= MATERIAL FOR THIS TASK =
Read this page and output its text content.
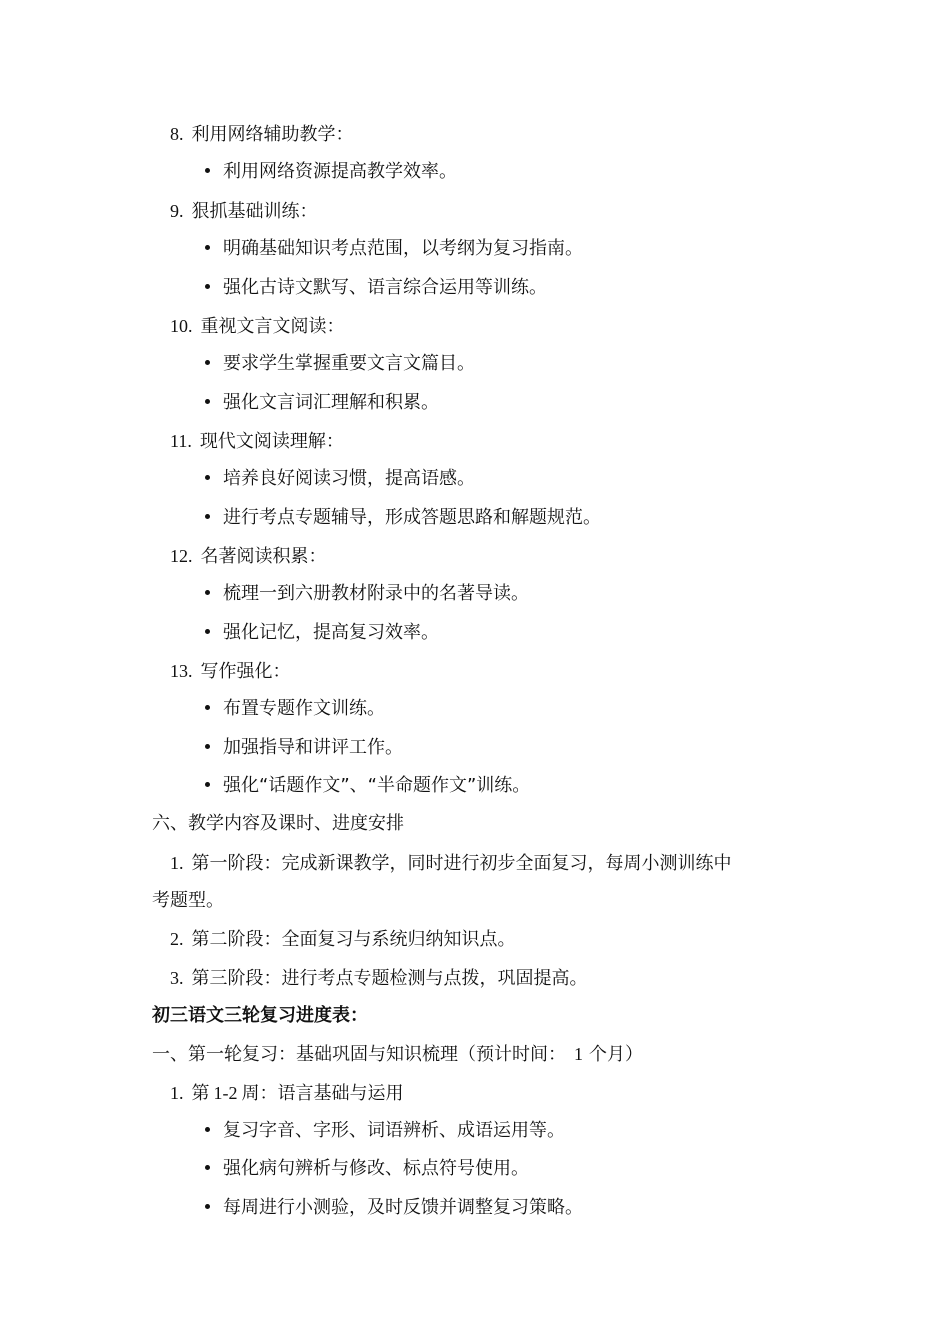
8. 利用网络辅助教学：
利用网络资源提高教学效率。
9. 狠抓基础训练：
明确基础知识考点范围，以考纲为复习指南。
强化古诗文默写、语言综合运用等训练。
10. 重视文言文阅读：
要求学生掌握重要文言文篇目。
强化文言词汇理解和积累。
11. 现代文阅读理解：
培养良好阅读习惯，提高语感。
进行考点专题辅导，形成答题思路和解题规范。
12. 名著阅读积累：
梳理一到六册教材附录中的名著导读。
强化记忆，提高复习效率。
13. 写作强化：
布置专题作文训练。
加强指导和讲评工作。
强化“话题作文”、“半命题作文”训练。
六、教学内容及课时、进度安排
1. 第一阶段：完成新课教学，同时进行初步全面复习，每周小测训练中
考题型。
2. 第二阶段：全面复习与系统归纳知识点。
3. 第三阶段：进行考点专题检测与点拨，巩固提高。
初三语文三轮复习进度表：
一、第一轮复习：基础巩固与知识梳理（预计时间： 1 个月）
1. 第 1-2 周：语言基础与运用
复习字音、字形、词语辨析、成语运用等。
强化病句辨析与修改、标点符号使用。
每周进行小测验，及时反馈并调整复习策略。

= YOUR INSTRUCTIONS =
Omit every image. Quote each record exactly.

= EXPECTED ANSWER =
Read this page and output its text content.
8. 利用网络辅助教学：
利用网络资源提高教学效率。
9. 狠抓基础训练：
明确基础知识考点范围，以考纲为复习指南。
强化古诗文默写、语言综合运用等训练。
10. 重视文言文阅读：
要求学生掌握重要文言文篇目。
强化文言词汇理解和积累。
11. 现代文阅读理解：
培养良好阅读习惯，提高语感。
进行考点专题辅导，形成答题思路和解题规范。
12. 名著阅读积累：
梳理一到六册教材附录中的名著导读。
强化记忆，提高复习效率。
13. 写作强化：
布置专题作文训练。
加强指导和讲评工作。
强化“话题作文”、“半命题作文”训练。
六、教学内容及课时、进度安排
1. 第一阶段：完成新课教学，同时进行初步全面复习，每周小测训练中
考题型。
2. 第二阶段：全面复习与系统归纳知识点。
3. 第三阶段：进行考点专题检测与点拨，巩固提高。
初三语文三轮复习进度表：
一、第一轮复习：基础巩固与知识梳理（预计时间： 1 个月）
1. 第 1-2 周：语言基础与运用
复习字音、字形、词语辨析、成语运用等。
强化病句辨析与修改、标点符号使用。
每周进行小测验，及时反馈并调整复习策略。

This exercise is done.